*Your objective:* Scan the data for "SOURCES" and copy the lines it appears in.

*Provided data:*
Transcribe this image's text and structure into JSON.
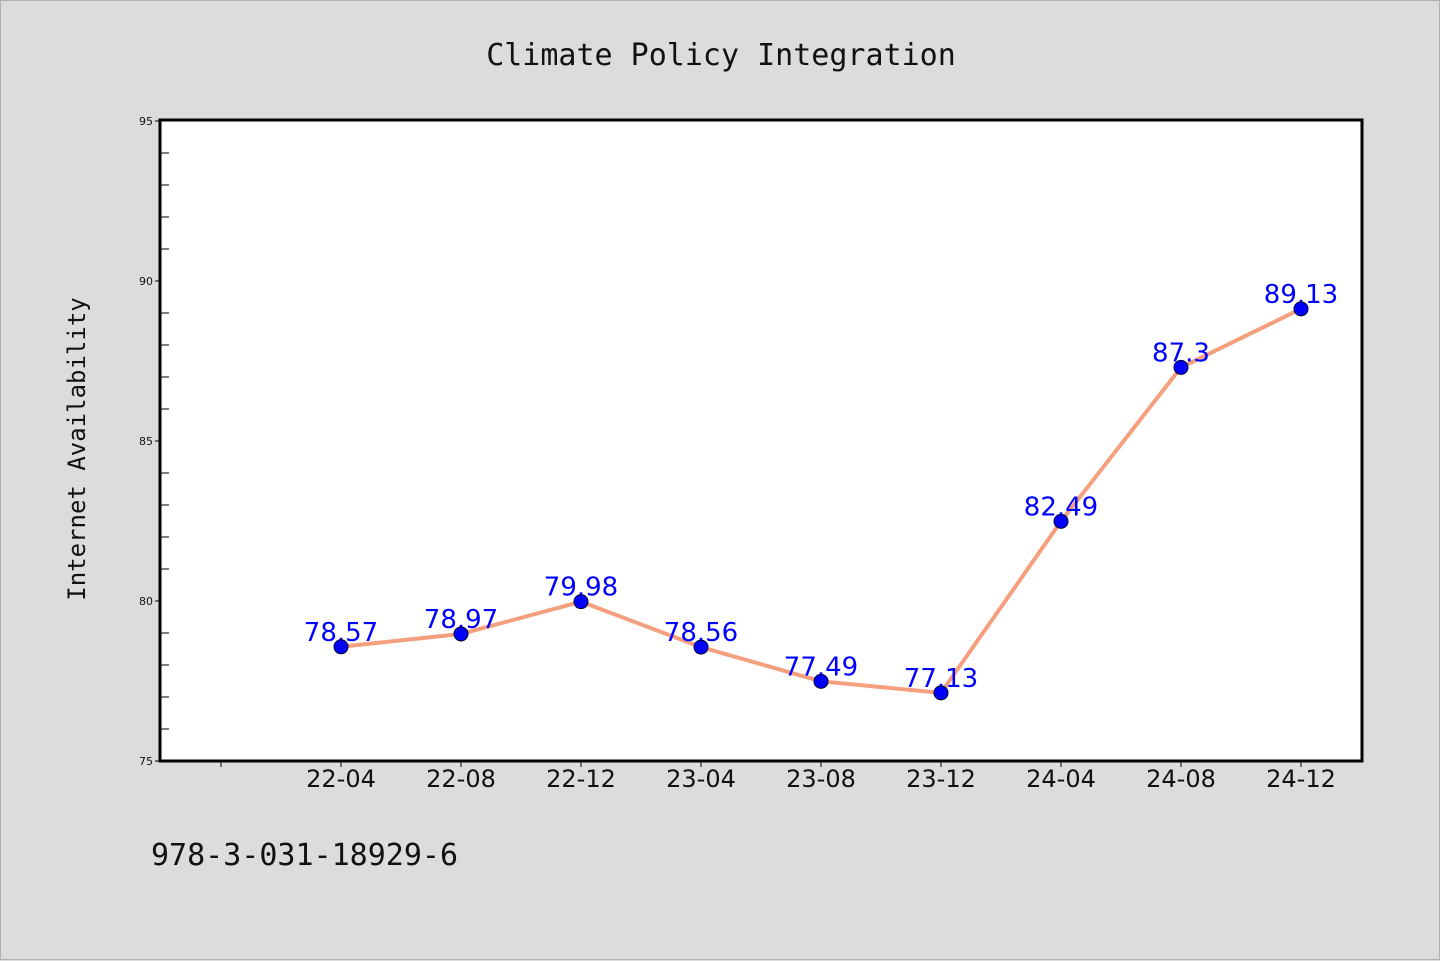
{
  "chart_data": {
    "type": "line",
    "title": "Climate Policy Integration",
    "xlabel": "",
    "ylabel": "Internet Availability",
    "categories": [
      "22-04",
      "22-08",
      "22-12",
      "23-04",
      "23-08",
      "23-12",
      "24-04",
      "24-08",
      "24-12"
    ],
    "series": [
      {
        "values": [
          78.57,
          78.97,
          79.98,
          78.56,
          77.49,
          77.13,
          82.49,
          87.3,
          89.13
        ],
        "data_labels": [
          "78.57",
          "78.97",
          "79.98",
          "78.56",
          "77.49",
          "77.13",
          "82.49",
          "87.3",
          "89.13"
        ],
        "line_color": "#f4a07e",
        "marker_color": "#0000ff"
      }
    ],
    "ylim": [
      75,
      95
    ],
    "yticks": [
      "75",
      "80",
      "85",
      "90",
      "95"
    ],
    "grid": false,
    "legend": "none"
  },
  "footer": {
    "isbn": "978-3-031-18929-6"
  }
}
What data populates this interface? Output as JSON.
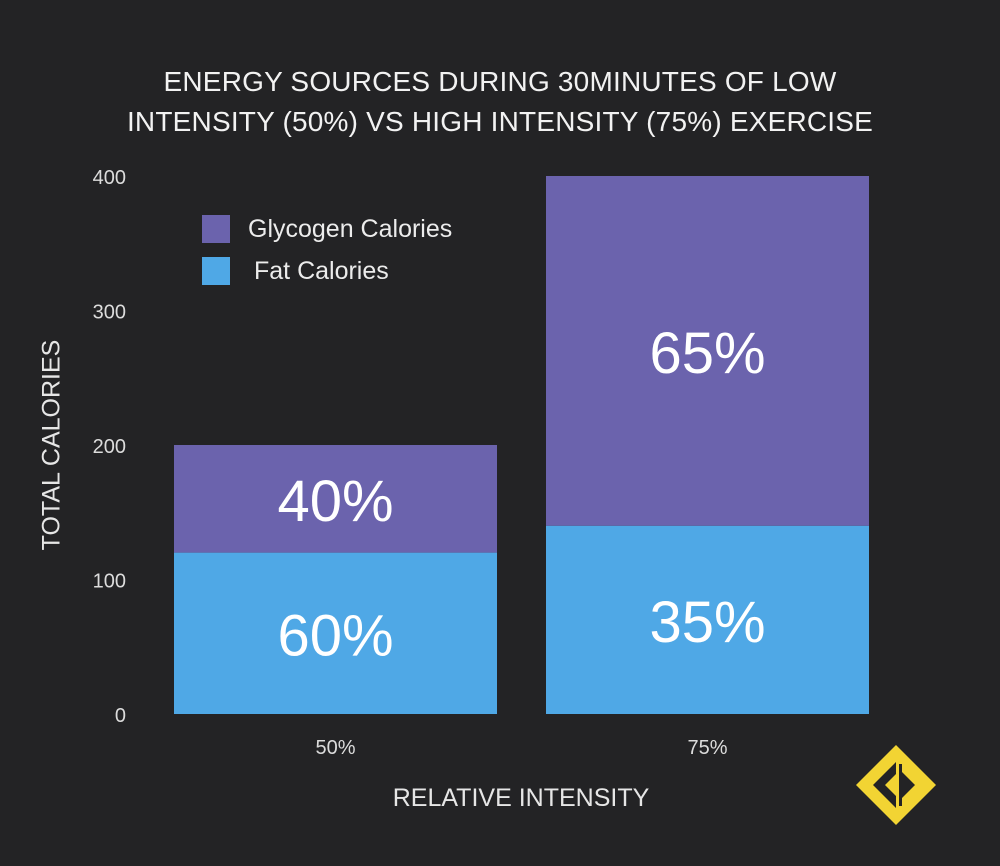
{
  "title_line1": "ENERGY SOURCES DURING 30MINUTES OF LOW",
  "title_line2": "INTENSITY (50%) VS HIGH INTENSITY (75%) EXERCISE",
  "colors": {
    "background": "#232325",
    "glycogen": "#6b63ad",
    "fat": "#4fa8e6",
    "logo": "#f2d433"
  },
  "logo_icon": "diamond-bracket-logo-icon",
  "chart_data": {
    "type": "bar",
    "stacked": true,
    "title": "ENERGY SOURCES DURING 30MINUTES OF LOW INTENSITY (50%) VS HIGH INTENSITY (75%) EXERCISE",
    "xlabel": "RELATIVE INTENSITY",
    "ylabel": "TOTAL CALORIES",
    "categories": [
      "50%",
      "75%"
    ],
    "ylim": [
      0,
      400
    ],
    "yticks": [
      "0",
      "100",
      "200",
      "300",
      "400"
    ],
    "grid": false,
    "legend_position": "top-left",
    "series": [
      {
        "name": "Fat Calories",
        "values": [
          120,
          140
        ],
        "labels": [
          "60%",
          "35%"
        ]
      },
      {
        "name": "Glycogen Calories",
        "values": [
          80,
          260
        ],
        "labels": [
          "40%",
          "65%"
        ]
      }
    ]
  }
}
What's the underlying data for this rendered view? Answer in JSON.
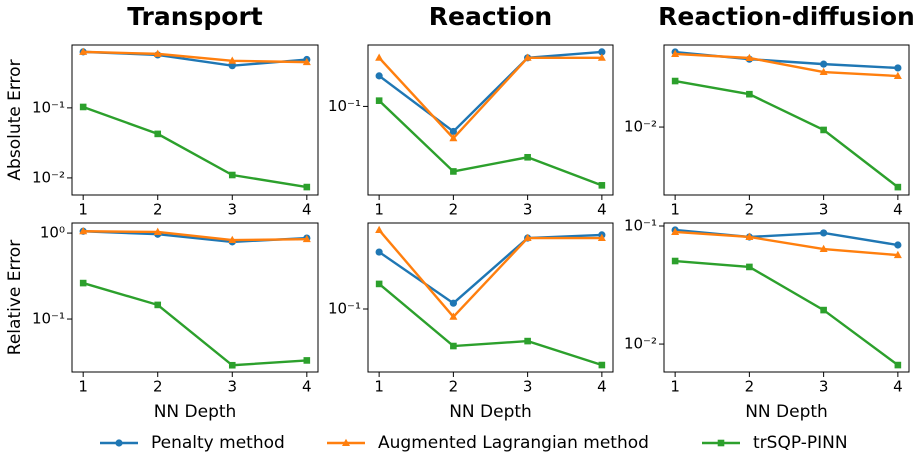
{
  "legend": [
    {
      "name": "Penalty method",
      "color": "#1f77b4",
      "marker": "circle"
    },
    {
      "name": "Augmented Lagrangian method",
      "color": "#ff7f0e",
      "marker": "triangle"
    },
    {
      "name": "trSQP-PINN",
      "color": "#2ca02c",
      "marker": "square"
    }
  ],
  "chart_data": [
    {
      "type": "line",
      "title": "Transport",
      "ylabel": "Absolute Error",
      "log_y": true,
      "x": [
        1,
        2,
        3,
        4
      ],
      "xlim": [
        0.85,
        4.15
      ],
      "xticks": [
        1,
        2,
        3,
        4
      ],
      "ylim": [
        0.0057,
        0.79
      ],
      "yticks": [
        {
          "value": 0.1,
          "label": "10⁻¹"
        },
        {
          "value": 0.01,
          "label": "10⁻²"
        }
      ],
      "series": [
        {
          "values": [
            0.63,
            0.57,
            0.4,
            0.49
          ]
        },
        {
          "values": [
            0.63,
            0.59,
            0.47,
            0.45
          ]
        },
        {
          "values": [
            0.103,
            0.0425,
            0.011,
            0.0074
          ]
        }
      ]
    },
    {
      "type": "line",
      "title": "Reaction",
      "log_y": true,
      "x": [
        1,
        2,
        3,
        4
      ],
      "xlim": [
        0.85,
        4.15
      ],
      "xticks": [
        1,
        2,
        3,
        4
      ],
      "ylim": [
        0.023,
        0.277
      ],
      "yticks": [
        {
          "value": 0.1,
          "label": "10⁻¹"
        }
      ],
      "series": [
        {
          "values": [
            0.166,
            0.066,
            0.224,
            0.247
          ]
        },
        {
          "values": [
            0.224,
            0.059,
            0.224,
            0.224
          ]
        },
        {
          "values": [
            0.11,
            0.034,
            0.043,
            0.027
          ]
        }
      ]
    },
    {
      "type": "line",
      "title": "Reaction-diffusion",
      "log_y": true,
      "x": [
        1,
        2,
        3,
        4
      ],
      "xlim": [
        0.85,
        4.15
      ],
      "xticks": [
        1,
        2,
        3,
        4
      ],
      "ylim": [
        0.003,
        0.0428
      ],
      "yticks": [
        {
          "value": 0.01,
          "label": "10⁻²"
        }
      ],
      "series": [
        {
          "values": [
            0.0378,
            0.0333,
            0.0305,
            0.0285
          ]
        },
        {
          "values": [
            0.0365,
            0.034,
            0.0265,
            0.0247
          ]
        },
        {
          "values": [
            0.0226,
            0.0179,
            0.0095,
            0.00345
          ]
        }
      ]
    },
    {
      "type": "line",
      "ylabel": "Relative Error",
      "xlabel": "NN Depth",
      "log_y": true,
      "x": [
        1,
        2,
        3,
        4
      ],
      "xlim": [
        0.85,
        4.15
      ],
      "xticks": [
        1,
        2,
        3,
        4
      ],
      "ylim": [
        0.0242,
        1.31
      ],
      "yticks": [
        {
          "value": 1,
          "label": "10⁰"
        },
        {
          "value": 0.1,
          "label": "10⁻¹"
        }
      ],
      "series": [
        {
          "values": [
            1.05,
            0.97,
            0.79,
            0.875
          ]
        },
        {
          "values": [
            1.05,
            1.03,
            0.83,
            0.85
          ]
        },
        {
          "values": [
            0.262,
            0.146,
            0.029,
            0.033
          ]
        }
      ]
    },
    {
      "type": "line",
      "xlabel": "NN Depth",
      "log_y": true,
      "x": [
        1,
        2,
        3,
        4
      ],
      "xlim": [
        0.85,
        4.15
      ],
      "xticks": [
        1,
        2,
        3,
        4
      ],
      "ylim": [
        0.0355,
        0.411
      ],
      "yticks": [
        {
          "value": 0.1,
          "label": "10⁻¹"
        }
      ],
      "series": [
        {
          "values": [
            0.255,
            0.11,
            0.321,
            0.338
          ]
        },
        {
          "values": [
            0.366,
            0.088,
            0.321,
            0.321
          ]
        },
        {
          "values": [
            0.151,
            0.0544,
            0.059,
            0.0398
          ]
        }
      ]
    },
    {
      "type": "line",
      "xlabel": "NN Depth",
      "log_y": true,
      "x": [
        1,
        2,
        3,
        4
      ],
      "xlim": [
        0.85,
        4.15
      ],
      "xticks": [
        1,
        2,
        3,
        4
      ],
      "ylim": [
        0.0058,
        0.106
      ],
      "yticks": [
        {
          "value": 0.1,
          "label": "10⁻¹"
        },
        {
          "value": 0.01,
          "label": "10⁻²"
        }
      ],
      "series": [
        {
          "values": [
            0.0925,
            0.0807,
            0.0873,
            0.069
          ]
        },
        {
          "values": [
            0.089,
            0.0807,
            0.0638,
            0.0567
          ]
        },
        {
          "values": [
            0.0505,
            0.045,
            0.0194,
            0.00664
          ]
        }
      ]
    }
  ]
}
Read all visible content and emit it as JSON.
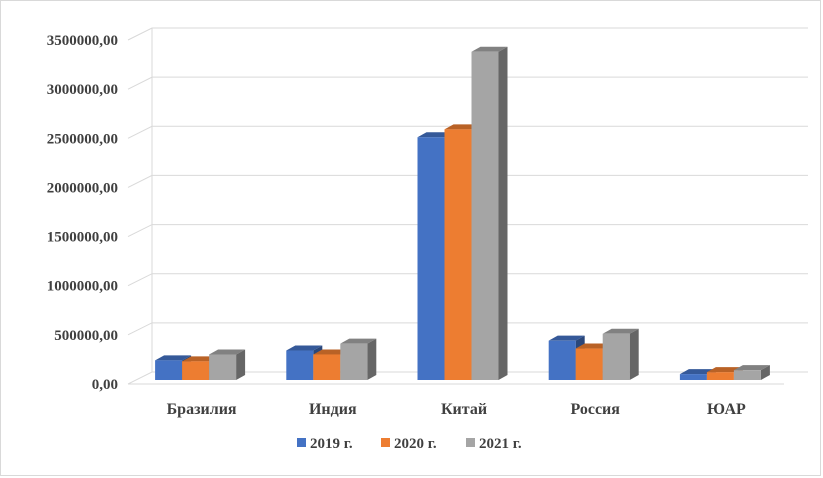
{
  "chart_data": {
    "type": "bar",
    "title": "",
    "xlabel": "",
    "ylabel": "",
    "categories": [
      "Бразилия",
      "Индия",
      "Китай",
      "Россия",
      "ЮАР"
    ],
    "series": [
      {
        "name": "2019 г.",
        "color": "#4472c4",
        "values": [
          200000,
          300000,
          2470000,
          400000,
          60000
        ]
      },
      {
        "name": "2020 г.",
        "color": "#ed7d31",
        "values": [
          190000,
          260000,
          2550000,
          320000,
          80000
        ]
      },
      {
        "name": "2021 г.",
        "color": "#a5a5a5",
        "values": [
          260000,
          370000,
          3340000,
          470000,
          100000
        ]
      }
    ],
    "yticks": [
      0,
      500000,
      1000000,
      1500000,
      2000000,
      2500000,
      3000000,
      3500000
    ],
    "ytick_labels": [
      "0,00",
      "500000,00",
      "1000000,00",
      "1500000,00",
      "2000000,00",
      "2500000,00",
      "3000000,00",
      "3500000,00"
    ],
    "ylim": [
      0,
      3500000
    ],
    "grid": true,
    "legend_position": "bottom",
    "style": "3d-clustered-column"
  }
}
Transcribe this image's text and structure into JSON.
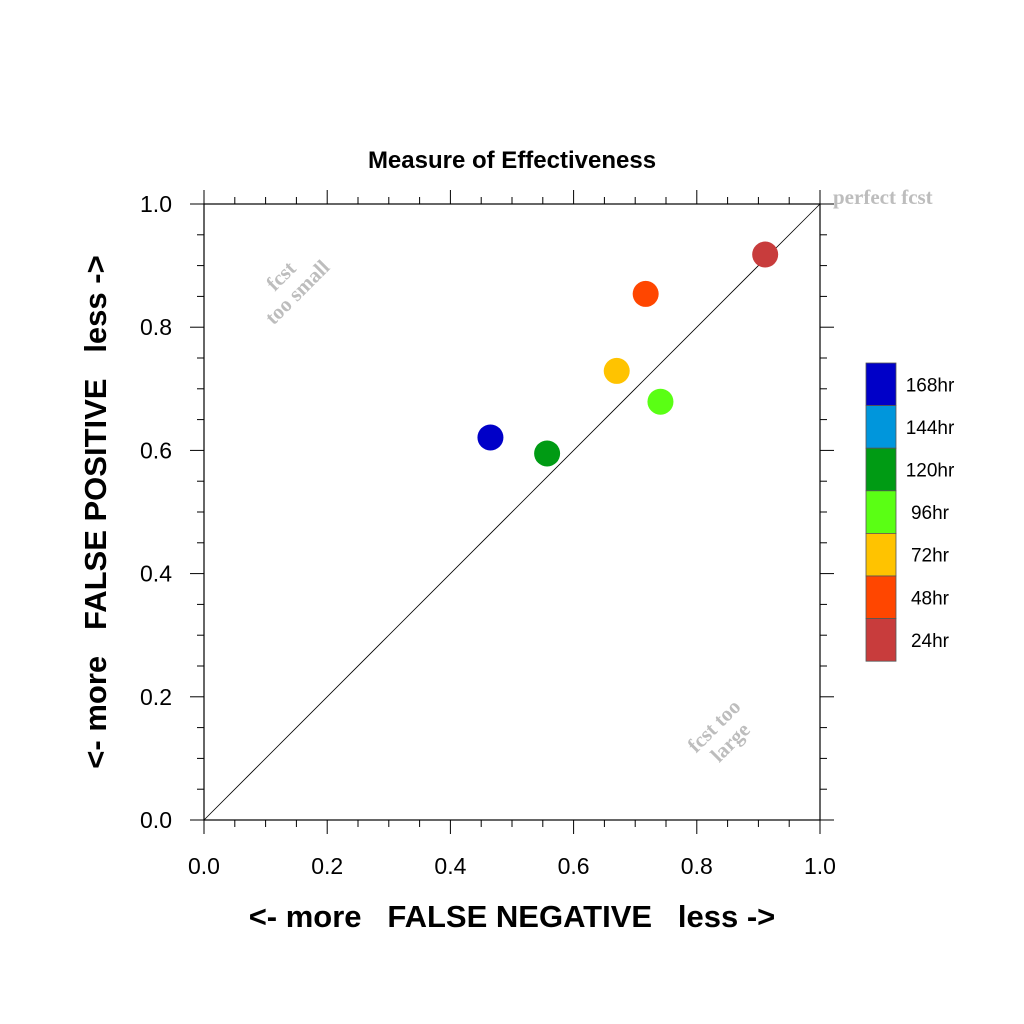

*Exercise answer:*
  "title_line1": "ENERGY SOURCES DURING 30MINUTES OF LOW",
    "title": "ENERGY SOURCES DURING 30MINUTES OF LOW INTENSITY (50%) VS HIGH INTENSITY (75%) EXERCISE",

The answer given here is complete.